- [AIM] Reproduce the records below in full and exactly, without their images.

- [PROVIDED RECORDS]
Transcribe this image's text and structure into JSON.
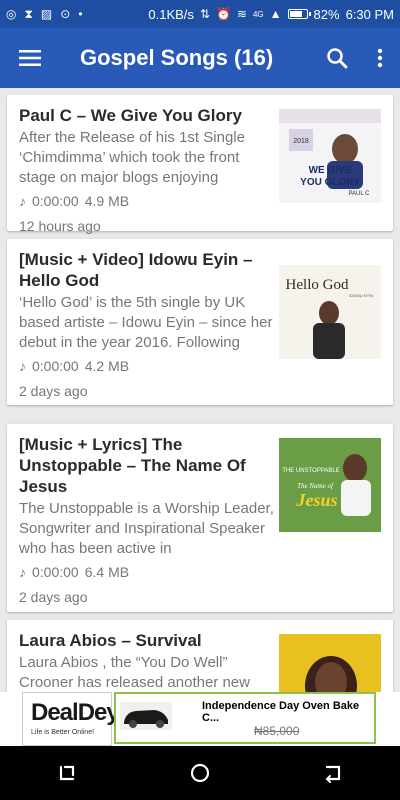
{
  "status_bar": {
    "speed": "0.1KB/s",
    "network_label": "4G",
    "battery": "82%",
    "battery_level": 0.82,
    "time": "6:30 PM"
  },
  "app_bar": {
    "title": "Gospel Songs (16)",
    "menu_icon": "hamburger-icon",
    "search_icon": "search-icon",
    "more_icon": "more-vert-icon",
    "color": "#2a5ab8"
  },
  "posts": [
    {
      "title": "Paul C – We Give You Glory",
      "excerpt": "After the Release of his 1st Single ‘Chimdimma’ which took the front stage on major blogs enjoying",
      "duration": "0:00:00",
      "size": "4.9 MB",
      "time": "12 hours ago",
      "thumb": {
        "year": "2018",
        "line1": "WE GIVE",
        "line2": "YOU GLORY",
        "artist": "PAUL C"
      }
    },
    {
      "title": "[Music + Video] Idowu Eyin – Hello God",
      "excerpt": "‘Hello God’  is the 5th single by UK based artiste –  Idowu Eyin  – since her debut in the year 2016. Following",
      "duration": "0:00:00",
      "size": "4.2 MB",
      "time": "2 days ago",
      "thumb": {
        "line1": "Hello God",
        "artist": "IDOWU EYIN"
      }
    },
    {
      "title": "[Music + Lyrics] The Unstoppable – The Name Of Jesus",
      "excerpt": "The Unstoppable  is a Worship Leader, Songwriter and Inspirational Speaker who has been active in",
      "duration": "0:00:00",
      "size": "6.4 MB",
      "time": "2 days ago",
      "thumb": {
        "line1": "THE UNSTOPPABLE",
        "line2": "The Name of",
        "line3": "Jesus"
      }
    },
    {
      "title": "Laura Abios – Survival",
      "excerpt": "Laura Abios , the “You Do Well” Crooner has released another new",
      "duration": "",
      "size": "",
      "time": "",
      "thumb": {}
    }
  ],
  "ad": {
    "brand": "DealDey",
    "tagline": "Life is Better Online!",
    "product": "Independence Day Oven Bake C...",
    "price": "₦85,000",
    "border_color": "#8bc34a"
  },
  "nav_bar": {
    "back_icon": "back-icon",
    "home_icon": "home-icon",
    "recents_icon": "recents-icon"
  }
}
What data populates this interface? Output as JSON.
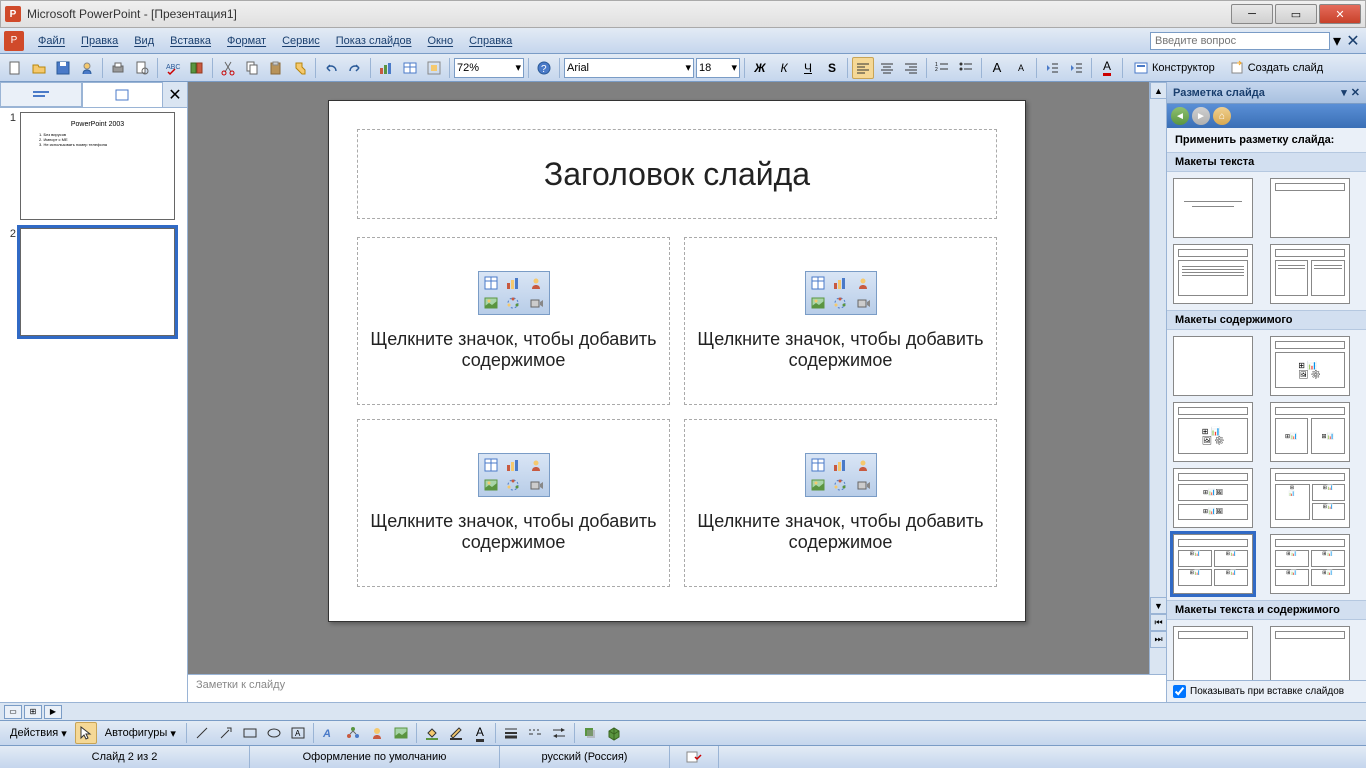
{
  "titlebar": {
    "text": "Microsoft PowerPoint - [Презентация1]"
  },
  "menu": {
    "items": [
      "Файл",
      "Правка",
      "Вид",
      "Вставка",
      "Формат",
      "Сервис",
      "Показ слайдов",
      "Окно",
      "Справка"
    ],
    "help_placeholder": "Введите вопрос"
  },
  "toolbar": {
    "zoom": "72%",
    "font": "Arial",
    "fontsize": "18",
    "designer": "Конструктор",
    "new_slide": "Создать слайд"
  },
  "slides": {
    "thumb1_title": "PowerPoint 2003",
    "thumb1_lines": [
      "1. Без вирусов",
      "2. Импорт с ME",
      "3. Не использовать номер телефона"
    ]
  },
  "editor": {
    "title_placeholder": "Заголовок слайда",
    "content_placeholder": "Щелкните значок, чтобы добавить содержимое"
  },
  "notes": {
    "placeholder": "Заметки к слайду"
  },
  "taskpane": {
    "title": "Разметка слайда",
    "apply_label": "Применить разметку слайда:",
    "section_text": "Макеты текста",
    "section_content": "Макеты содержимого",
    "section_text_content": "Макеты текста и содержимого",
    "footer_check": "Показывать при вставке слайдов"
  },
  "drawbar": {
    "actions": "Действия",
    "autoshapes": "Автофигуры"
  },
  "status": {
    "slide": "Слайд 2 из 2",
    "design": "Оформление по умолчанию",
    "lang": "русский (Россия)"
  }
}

- [TASK RESULT]
Transcribe this image's text and structure into JSON.
{
  "status_bar": {
    "speed": "0.1KB/s",
    "network_label": "4G",
    "battery": "82%",
    "battery_level": 0.82,
    "time": "6:30 PM"
  },
  "app_bar": {
    "title": "Gospel Songs (16)",
    "menu_icon": "hamburger-icon",
    "search_icon": "search-icon",
    "more_icon": "more-vert-icon",
    "color": "#2a5ab8"
  },
  "posts": [
    {
      "title": "Paul C – We Give You Glory",
      "excerpt": "After the Release of his 1st Single ‘Chimdimma’ which took the front stage on major blogs enjoying",
      "duration": "0:00:00",
      "size": "4.9 MB",
      "time": "12 hours ago",
      "thumb": {
        "year": "2018",
        "line1": "WE GIVE",
        "line2": "YOU GLORY",
        "artist": "PAUL C"
      }
    },
    {
      "title": "[Music + Video] Idowu Eyin – Hello God",
      "excerpt": "‘Hello God’  is the 5th single by UK based artiste –  Idowu Eyin  – since her debut in the year 2016. Following",
      "duration": "0:00:00",
      "size": "4.2 MB",
      "time": "2 days ago",
      "thumb": {
        "line1": "Hello God",
        "artist": "IDOWU EYIN"
      }
    },
    {
      "title": "[Music + Lyrics] The Unstoppable – The Name Of Jesus",
      "excerpt": "The Unstoppable  is a Worship Leader, Songwriter and Inspirational Speaker who has been active in",
      "duration": "0:00:00",
      "size": "6.4 MB",
      "time": "2 days ago",
      "thumb": {
        "line1": "THE UNSTOPPABLE",
        "line2": "The Name of",
        "line3": "Jesus"
      }
    },
    {
      "title": "Laura Abios – Survival",
      "excerpt": "Laura Abios , the “You Do Well” Crooner has released another new",
      "duration": "",
      "size": "",
      "time": "",
      "thumb": {}
    }
  ],
  "ad": {
    "brand": "DealDey",
    "tagline": "Life is Better Online!",
    "product": "Independence Day Oven Bake C...",
    "price": "₦85,000",
    "border_color": "#8bc34a"
  },
  "nav_bar": {
    "back_icon": "back-icon",
    "home_icon": "home-icon",
    "recents_icon": "recents-icon"
  }
}
What data populates this interface? Output as JSON.
{
  "titlebar": {
    "text": "Microsoft PowerPoint - [Презентация1]"
  },
  "menu": {
    "items": [
      "Файл",
      "Правка",
      "Вид",
      "Вставка",
      "Формат",
      "Сервис",
      "Показ слайдов",
      "Окно",
      "Справка"
    ],
    "help_placeholder": "Введите вопрос"
  },
  "toolbar": {
    "zoom": "72%",
    "font": "Arial",
    "fontsize": "18",
    "designer": "Конструктор",
    "new_slide": "Создать слайд"
  },
  "slides": {
    "thumb1_title": "PowerPoint 2003",
    "thumb1_lines": [
      "1. Без вирусов",
      "2. Импорт с ME",
      "3. Не использовать номер телефона"
    ]
  },
  "editor": {
    "title_placeholder": "Заголовок слайда",
    "content_placeholder": "Щелкните значок, чтобы добавить содержимое"
  },
  "notes": {
    "placeholder": "Заметки к слайду"
  },
  "taskpane": {
    "title": "Разметка слайда",
    "apply_label": "Применить разметку слайда:",
    "section_text": "Макеты текста",
    "section_content": "Макеты содержимого",
    "section_text_content": "Макеты текста и содержимого",
    "footer_check": "Показывать при вставке слайдов"
  },
  "drawbar": {
    "actions": "Действия",
    "autoshapes": "Автофигуры"
  },
  "status": {
    "slide": "Слайд 2 из 2",
    "design": "Оформление по умолчанию",
    "lang": "русский (Россия)"
  }
}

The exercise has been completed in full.